**WRITTEN REQUEST**.
Across the listing below, how many lines hold "PAIR"? Reply with the number by itself.

====== DATA TO PROCESS ======

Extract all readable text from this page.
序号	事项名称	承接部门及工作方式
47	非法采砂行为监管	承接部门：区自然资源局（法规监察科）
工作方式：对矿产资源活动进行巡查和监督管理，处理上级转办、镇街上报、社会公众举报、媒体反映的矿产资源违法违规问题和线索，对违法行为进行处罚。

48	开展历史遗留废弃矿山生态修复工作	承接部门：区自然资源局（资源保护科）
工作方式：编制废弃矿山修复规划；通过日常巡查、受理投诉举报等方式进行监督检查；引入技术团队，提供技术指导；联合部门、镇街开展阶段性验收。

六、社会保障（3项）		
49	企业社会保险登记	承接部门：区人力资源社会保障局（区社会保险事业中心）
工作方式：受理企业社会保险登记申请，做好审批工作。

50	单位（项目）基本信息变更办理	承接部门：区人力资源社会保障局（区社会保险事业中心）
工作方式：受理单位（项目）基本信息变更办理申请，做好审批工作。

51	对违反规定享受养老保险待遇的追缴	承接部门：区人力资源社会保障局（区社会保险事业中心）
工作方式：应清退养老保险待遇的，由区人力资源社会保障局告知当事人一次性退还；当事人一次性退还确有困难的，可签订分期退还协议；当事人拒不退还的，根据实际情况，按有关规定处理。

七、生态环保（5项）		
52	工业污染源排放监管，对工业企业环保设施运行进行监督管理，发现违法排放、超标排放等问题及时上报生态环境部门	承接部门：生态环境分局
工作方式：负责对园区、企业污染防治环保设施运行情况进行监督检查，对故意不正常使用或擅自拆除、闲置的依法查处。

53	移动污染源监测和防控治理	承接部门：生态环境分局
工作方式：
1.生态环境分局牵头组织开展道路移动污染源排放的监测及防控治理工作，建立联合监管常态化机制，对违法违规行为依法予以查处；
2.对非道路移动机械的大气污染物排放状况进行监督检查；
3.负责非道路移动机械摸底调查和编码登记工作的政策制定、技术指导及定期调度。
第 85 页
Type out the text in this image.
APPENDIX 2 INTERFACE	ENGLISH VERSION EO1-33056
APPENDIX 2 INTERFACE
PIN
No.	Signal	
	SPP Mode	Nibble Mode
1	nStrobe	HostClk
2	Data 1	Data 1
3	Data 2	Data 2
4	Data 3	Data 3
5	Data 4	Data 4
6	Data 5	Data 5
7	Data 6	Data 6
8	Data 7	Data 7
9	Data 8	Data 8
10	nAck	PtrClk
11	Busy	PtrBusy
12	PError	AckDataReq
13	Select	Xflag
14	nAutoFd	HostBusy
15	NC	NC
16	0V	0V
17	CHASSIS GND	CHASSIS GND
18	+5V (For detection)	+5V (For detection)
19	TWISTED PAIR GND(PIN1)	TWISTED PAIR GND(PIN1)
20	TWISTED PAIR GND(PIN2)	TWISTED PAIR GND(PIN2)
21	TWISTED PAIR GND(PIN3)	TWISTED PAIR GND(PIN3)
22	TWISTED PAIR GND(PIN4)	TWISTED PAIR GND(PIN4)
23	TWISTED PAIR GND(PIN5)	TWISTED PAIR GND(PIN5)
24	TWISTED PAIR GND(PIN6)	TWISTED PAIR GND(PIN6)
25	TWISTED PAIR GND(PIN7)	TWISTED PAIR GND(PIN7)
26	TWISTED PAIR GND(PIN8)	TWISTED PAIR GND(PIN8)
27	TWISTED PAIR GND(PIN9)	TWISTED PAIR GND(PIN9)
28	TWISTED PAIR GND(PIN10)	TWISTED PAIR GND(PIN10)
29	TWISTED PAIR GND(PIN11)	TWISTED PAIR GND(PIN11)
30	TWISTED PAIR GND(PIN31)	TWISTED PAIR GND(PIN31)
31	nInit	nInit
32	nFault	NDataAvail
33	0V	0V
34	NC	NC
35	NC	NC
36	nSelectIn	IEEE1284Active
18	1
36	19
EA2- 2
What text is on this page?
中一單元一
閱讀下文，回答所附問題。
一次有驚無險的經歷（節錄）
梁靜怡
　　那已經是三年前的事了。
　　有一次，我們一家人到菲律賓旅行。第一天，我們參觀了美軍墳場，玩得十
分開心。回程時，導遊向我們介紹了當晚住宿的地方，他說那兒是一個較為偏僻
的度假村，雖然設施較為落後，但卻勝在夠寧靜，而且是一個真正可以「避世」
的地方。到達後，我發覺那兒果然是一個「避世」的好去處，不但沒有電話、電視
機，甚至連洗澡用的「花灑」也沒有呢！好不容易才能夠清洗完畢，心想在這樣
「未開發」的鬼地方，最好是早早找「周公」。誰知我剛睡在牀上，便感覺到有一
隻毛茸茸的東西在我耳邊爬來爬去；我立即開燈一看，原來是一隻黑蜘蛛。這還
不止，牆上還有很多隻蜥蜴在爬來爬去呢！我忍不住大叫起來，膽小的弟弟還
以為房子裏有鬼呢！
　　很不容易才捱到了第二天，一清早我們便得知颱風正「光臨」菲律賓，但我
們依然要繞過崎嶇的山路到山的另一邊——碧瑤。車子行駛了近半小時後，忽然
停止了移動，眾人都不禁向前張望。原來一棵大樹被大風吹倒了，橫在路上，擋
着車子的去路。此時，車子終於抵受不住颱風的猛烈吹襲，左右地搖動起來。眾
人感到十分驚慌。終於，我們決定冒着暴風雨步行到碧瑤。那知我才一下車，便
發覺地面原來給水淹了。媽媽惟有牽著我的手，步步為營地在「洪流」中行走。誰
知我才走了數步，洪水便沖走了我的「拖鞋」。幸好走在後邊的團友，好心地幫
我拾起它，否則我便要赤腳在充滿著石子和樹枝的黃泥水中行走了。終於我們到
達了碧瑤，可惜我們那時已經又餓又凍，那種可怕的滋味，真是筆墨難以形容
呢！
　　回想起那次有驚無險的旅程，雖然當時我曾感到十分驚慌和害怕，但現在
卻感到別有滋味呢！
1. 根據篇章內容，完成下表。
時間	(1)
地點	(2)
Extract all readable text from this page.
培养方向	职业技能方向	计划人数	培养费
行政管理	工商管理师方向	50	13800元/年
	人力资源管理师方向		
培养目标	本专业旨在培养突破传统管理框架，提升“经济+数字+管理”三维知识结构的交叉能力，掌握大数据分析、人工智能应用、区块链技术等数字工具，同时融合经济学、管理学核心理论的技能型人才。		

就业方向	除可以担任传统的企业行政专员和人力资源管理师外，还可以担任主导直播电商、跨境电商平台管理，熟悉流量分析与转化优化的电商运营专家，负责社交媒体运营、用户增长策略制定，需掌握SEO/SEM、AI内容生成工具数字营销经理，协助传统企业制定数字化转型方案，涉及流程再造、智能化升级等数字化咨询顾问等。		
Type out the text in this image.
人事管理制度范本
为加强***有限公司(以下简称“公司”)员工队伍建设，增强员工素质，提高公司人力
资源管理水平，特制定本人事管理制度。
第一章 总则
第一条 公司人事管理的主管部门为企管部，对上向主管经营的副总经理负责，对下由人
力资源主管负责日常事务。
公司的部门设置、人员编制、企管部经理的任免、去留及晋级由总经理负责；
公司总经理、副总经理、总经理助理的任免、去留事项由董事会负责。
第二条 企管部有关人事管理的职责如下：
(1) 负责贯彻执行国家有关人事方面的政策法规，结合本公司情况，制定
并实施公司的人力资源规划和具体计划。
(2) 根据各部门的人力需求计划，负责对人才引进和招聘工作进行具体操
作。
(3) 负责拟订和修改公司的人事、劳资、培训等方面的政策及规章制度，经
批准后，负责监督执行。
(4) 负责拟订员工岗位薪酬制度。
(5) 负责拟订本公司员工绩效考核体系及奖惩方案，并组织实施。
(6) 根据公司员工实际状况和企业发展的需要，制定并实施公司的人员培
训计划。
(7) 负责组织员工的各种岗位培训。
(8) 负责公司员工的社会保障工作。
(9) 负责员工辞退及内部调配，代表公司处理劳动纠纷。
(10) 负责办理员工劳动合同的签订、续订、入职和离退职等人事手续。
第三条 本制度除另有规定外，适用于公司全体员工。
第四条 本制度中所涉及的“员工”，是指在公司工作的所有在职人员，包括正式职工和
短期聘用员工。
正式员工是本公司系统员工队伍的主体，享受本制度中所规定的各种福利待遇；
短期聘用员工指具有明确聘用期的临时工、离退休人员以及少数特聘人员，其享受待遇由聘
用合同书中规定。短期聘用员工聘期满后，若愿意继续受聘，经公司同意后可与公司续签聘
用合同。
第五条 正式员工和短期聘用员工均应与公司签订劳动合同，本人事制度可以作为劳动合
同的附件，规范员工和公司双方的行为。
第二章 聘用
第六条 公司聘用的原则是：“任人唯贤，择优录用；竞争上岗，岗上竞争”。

======

**OUTPUT OF THE EXERCISE**.
12